begin SUPPLIED RECORDS
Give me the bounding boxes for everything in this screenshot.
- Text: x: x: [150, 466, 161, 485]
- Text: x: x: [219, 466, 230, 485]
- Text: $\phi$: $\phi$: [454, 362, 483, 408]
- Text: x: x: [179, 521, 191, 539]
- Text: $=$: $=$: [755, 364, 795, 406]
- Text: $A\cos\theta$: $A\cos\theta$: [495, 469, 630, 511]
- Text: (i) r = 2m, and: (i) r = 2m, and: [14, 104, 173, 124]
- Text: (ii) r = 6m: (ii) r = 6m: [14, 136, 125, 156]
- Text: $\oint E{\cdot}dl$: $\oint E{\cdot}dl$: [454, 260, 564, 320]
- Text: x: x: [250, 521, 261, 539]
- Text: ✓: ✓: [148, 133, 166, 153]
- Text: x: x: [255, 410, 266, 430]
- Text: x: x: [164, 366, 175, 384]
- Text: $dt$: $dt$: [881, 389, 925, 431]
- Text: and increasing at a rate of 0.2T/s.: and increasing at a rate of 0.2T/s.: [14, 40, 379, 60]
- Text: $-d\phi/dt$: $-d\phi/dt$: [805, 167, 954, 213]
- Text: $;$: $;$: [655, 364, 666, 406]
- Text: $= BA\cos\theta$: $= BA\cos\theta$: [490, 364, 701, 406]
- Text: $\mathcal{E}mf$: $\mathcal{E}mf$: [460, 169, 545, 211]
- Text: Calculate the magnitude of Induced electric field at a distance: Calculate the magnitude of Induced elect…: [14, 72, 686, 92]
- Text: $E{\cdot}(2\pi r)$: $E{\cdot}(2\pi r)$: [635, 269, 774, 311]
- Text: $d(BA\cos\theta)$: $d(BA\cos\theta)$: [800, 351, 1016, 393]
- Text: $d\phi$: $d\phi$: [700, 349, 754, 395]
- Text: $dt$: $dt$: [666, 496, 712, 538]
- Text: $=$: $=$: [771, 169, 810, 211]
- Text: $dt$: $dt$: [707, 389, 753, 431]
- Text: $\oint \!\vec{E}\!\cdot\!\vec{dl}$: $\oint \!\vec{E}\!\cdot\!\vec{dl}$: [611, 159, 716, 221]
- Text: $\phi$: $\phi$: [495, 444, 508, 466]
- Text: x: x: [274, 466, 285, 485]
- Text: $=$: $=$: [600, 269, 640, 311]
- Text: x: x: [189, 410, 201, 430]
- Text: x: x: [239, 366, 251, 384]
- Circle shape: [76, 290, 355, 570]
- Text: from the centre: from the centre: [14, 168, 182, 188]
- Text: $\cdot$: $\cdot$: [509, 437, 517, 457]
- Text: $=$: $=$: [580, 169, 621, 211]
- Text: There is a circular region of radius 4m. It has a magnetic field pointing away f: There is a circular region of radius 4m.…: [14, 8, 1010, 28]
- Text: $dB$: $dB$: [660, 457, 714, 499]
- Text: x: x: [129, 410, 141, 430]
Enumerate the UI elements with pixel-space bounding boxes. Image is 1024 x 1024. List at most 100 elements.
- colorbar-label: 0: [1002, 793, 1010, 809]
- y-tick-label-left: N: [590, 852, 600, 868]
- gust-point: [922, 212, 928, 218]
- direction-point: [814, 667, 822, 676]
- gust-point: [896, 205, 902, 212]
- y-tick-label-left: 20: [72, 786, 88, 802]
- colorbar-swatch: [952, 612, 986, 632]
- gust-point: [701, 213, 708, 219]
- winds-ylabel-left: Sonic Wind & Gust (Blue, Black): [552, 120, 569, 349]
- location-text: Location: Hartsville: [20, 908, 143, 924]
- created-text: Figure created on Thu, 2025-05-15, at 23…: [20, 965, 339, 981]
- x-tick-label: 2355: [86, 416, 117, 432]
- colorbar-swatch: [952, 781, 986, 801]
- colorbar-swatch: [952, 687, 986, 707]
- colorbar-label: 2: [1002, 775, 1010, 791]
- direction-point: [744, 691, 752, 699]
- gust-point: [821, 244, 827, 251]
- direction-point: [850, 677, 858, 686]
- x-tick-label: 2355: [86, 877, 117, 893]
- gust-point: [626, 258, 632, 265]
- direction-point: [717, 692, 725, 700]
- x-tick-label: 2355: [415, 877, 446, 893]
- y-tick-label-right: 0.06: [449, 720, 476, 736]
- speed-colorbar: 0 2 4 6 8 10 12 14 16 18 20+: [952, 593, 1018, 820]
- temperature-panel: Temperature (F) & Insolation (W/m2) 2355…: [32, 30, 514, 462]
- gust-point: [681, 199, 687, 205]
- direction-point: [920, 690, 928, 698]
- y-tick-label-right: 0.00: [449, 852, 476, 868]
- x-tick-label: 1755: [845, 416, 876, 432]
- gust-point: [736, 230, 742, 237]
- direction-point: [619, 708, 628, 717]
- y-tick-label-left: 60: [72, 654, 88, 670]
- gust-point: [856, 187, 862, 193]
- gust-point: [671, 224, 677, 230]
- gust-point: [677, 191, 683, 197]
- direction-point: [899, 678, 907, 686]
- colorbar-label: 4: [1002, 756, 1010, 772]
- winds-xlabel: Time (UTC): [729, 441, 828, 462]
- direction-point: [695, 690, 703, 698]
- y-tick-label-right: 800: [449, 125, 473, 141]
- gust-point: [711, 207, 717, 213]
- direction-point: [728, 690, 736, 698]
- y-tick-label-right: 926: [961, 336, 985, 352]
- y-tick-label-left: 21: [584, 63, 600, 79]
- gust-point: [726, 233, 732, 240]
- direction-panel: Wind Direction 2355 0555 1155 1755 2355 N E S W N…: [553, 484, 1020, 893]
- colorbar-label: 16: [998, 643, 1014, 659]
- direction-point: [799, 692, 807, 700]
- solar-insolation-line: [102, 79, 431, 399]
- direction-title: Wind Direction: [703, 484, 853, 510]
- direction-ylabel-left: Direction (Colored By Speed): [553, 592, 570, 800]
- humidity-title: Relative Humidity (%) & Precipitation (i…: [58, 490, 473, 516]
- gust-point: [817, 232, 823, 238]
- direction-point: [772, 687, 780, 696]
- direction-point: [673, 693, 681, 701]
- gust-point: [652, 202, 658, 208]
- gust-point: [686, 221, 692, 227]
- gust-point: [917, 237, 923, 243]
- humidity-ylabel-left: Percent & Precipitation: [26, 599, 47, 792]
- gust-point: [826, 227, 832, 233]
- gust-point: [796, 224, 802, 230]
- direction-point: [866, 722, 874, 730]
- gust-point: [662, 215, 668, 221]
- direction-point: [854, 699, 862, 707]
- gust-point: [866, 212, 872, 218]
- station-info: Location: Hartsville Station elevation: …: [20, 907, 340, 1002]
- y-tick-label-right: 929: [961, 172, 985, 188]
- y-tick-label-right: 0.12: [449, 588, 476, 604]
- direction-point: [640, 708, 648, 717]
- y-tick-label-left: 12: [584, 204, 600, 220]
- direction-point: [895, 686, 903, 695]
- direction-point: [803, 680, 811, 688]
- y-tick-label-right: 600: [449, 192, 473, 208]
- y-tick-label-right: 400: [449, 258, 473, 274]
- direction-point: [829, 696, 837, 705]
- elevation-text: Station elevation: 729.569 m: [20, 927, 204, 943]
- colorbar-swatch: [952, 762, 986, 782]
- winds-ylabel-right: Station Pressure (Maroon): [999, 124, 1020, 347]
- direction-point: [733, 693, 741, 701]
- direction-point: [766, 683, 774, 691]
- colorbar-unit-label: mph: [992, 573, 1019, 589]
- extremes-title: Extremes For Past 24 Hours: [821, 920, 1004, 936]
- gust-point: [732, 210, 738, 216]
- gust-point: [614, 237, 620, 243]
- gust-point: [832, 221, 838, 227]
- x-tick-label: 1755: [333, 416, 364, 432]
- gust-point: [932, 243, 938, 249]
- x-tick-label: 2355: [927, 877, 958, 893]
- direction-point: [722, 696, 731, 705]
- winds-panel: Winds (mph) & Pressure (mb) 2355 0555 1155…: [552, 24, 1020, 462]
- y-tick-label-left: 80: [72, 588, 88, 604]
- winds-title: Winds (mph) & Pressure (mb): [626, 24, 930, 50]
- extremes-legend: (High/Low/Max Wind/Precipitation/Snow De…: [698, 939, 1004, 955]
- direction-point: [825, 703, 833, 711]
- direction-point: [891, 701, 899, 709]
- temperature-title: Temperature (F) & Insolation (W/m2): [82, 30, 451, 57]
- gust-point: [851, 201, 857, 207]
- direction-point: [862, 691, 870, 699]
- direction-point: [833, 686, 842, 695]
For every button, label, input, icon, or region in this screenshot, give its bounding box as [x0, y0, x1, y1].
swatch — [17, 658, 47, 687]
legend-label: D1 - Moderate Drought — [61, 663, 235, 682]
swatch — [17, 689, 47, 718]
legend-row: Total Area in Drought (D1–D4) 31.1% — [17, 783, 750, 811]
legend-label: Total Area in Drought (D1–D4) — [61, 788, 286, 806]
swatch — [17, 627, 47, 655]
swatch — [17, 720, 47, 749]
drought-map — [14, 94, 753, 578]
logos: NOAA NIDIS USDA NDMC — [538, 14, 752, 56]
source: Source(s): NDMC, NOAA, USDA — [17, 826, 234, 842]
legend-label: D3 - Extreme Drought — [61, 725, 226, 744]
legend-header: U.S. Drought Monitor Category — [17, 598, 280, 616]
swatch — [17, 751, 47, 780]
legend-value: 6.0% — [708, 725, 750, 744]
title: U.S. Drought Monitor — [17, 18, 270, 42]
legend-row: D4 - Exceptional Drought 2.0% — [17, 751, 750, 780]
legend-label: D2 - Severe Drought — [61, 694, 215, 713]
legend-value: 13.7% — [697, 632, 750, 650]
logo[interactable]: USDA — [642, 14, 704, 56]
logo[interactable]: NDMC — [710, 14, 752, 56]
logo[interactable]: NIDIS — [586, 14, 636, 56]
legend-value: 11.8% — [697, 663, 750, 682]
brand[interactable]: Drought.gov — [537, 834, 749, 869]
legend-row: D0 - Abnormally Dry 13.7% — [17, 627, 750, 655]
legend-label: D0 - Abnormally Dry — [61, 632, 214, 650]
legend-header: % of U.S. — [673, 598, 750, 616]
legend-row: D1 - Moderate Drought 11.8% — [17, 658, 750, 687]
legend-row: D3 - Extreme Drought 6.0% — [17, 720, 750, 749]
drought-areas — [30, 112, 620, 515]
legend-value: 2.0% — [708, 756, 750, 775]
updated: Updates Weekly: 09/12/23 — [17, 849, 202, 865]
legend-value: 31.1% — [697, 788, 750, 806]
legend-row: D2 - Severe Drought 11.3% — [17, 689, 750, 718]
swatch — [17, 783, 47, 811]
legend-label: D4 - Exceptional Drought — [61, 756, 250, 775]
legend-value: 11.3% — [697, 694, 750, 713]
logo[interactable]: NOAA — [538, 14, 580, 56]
end SUPPLIED RECORDS
#### AIM:
Render every line from the start of the rows through the line containing "- Text: $= BA\cos\theta$: $= BA\cos\theta$: [490, 364, 701, 406]" as a JSON list of strings, one string per line and no blank lines.

#### ANSWER FOR THIS EXERCISE:
[
  "Give me the bounding boxes for everything in this screenshot.",
  "- Text: x: x: [150, 466, 161, 485]",
  "- Text: x: x: [219, 466, 230, 485]",
  "- Text: $\\phi$: $\\phi$: [454, 362, 483, 408]",
  "- Text: x: x: [179, 521, 191, 539]",
  "- Text: $=$: $=$: [755, 364, 795, 406]",
  "- Text: $A\\cos\\theta$: $A\\cos\\theta$: [495, 469, 630, 511]",
  "- Text: (i) r = 2m, and: (i) r = 2m, and: [14, 104, 173, 124]",
  "- Text: (ii) r = 6m: (ii) r = 6m: [14, 136, 125, 156]",
  "- Text: $\\oint E{\\cdot}dl$: $\\oint E{\\cdot}dl$: [454, 260, 564, 320]",
  "- Text: x: x: [250, 521, 261, 539]",
  "- Text: ✓: ✓: [148, 133, 166, 153]",
  "- Text: x: x: [255, 410, 266, 430]",
  "- Text: x: x: [164, 366, 175, 384]",
  "- Text: $dt$: $dt$: [881, 389, 925, 431]",
  "- Text: and increasing at a rate of 0.2T/s.: and increasing at a rate of 0.2T/s.: [14, 40, 379, 60]",
  "- Text: $-d\\phi/dt$: $-d\\phi/dt$: [805, 167, 954, 213]",
  "- Text: $;$: $;$: [655, 364, 666, 406]",
  "- Text: $= BA\\cos\\theta$: $= BA\\cos\\theta$: [490, 364, 701, 406]"
]